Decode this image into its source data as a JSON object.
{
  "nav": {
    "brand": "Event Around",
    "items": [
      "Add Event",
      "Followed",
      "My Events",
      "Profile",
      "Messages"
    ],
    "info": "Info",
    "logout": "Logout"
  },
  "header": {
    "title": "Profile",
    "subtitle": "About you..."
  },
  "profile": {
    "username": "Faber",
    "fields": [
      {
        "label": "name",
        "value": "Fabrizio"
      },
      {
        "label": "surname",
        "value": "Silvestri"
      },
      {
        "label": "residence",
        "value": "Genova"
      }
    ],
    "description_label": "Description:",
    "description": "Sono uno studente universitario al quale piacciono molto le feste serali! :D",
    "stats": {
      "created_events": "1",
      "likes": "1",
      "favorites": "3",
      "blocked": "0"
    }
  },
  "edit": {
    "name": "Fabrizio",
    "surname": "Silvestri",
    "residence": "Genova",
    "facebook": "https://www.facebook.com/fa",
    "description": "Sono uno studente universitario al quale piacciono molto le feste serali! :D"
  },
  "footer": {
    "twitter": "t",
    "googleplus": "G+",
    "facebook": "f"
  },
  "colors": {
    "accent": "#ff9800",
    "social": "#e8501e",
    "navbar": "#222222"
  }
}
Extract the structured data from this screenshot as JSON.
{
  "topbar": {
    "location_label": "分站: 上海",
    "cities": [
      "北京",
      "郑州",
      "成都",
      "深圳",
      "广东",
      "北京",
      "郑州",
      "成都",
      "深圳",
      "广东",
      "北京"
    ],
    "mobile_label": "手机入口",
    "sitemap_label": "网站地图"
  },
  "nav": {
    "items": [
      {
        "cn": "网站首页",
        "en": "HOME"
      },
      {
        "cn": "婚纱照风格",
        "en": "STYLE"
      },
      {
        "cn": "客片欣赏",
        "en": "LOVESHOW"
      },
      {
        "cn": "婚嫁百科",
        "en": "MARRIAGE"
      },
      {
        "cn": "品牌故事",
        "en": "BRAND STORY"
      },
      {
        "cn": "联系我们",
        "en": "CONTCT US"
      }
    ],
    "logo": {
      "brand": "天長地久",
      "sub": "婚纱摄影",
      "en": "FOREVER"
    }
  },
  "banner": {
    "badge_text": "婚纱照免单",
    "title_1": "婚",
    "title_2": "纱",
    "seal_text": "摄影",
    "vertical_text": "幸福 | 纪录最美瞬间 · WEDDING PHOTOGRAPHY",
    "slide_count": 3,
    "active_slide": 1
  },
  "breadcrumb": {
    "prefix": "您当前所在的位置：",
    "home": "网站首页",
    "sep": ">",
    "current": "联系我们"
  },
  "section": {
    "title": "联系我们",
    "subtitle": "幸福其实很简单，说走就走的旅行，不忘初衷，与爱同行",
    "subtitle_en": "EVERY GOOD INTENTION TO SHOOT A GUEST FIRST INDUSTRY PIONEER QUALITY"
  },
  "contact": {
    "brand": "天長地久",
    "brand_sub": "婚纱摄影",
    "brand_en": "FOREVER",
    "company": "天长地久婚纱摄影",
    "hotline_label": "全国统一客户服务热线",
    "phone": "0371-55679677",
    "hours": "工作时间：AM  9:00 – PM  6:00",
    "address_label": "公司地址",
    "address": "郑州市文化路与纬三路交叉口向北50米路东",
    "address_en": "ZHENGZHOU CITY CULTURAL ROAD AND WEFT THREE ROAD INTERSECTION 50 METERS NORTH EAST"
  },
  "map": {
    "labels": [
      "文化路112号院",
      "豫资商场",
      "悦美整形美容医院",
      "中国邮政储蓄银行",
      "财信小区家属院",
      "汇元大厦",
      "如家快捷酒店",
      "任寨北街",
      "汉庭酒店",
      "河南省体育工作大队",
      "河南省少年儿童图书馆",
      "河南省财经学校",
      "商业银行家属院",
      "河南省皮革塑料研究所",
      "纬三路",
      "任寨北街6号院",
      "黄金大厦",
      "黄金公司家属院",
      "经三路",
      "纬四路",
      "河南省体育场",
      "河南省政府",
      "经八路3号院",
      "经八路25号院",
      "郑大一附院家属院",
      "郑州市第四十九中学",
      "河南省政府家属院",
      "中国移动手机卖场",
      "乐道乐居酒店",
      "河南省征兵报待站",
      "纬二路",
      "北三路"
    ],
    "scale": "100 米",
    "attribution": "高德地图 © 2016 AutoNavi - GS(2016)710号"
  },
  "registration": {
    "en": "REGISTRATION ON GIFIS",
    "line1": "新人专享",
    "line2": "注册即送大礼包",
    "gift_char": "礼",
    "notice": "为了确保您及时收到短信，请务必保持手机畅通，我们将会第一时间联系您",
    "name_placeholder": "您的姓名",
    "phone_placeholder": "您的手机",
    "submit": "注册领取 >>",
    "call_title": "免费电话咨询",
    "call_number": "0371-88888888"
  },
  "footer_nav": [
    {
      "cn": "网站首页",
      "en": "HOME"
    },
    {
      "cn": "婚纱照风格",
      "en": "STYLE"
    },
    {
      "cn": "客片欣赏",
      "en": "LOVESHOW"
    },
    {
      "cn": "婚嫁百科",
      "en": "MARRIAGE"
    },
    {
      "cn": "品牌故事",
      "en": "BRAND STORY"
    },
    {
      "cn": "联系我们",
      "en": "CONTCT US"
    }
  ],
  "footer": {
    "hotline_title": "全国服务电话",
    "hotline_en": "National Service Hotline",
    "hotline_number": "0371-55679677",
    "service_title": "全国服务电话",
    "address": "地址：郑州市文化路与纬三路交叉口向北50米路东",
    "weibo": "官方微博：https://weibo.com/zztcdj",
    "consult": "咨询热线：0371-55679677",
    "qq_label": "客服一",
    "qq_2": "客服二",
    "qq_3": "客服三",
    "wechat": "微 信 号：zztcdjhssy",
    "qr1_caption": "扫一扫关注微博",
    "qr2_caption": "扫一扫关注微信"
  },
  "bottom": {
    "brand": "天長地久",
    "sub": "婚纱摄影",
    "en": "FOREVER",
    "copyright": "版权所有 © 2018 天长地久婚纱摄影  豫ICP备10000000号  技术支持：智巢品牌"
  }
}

## [WRITTEN INSTRUCTION]
Which lines hold the word "联系我们"? Copy every one of them.

## [OUTPUT FOR THIS EXERCISE]
        "cn": "联系我们",
    "current": "联系我们"
    "title": "联系我们",
      "cn": "联系我们",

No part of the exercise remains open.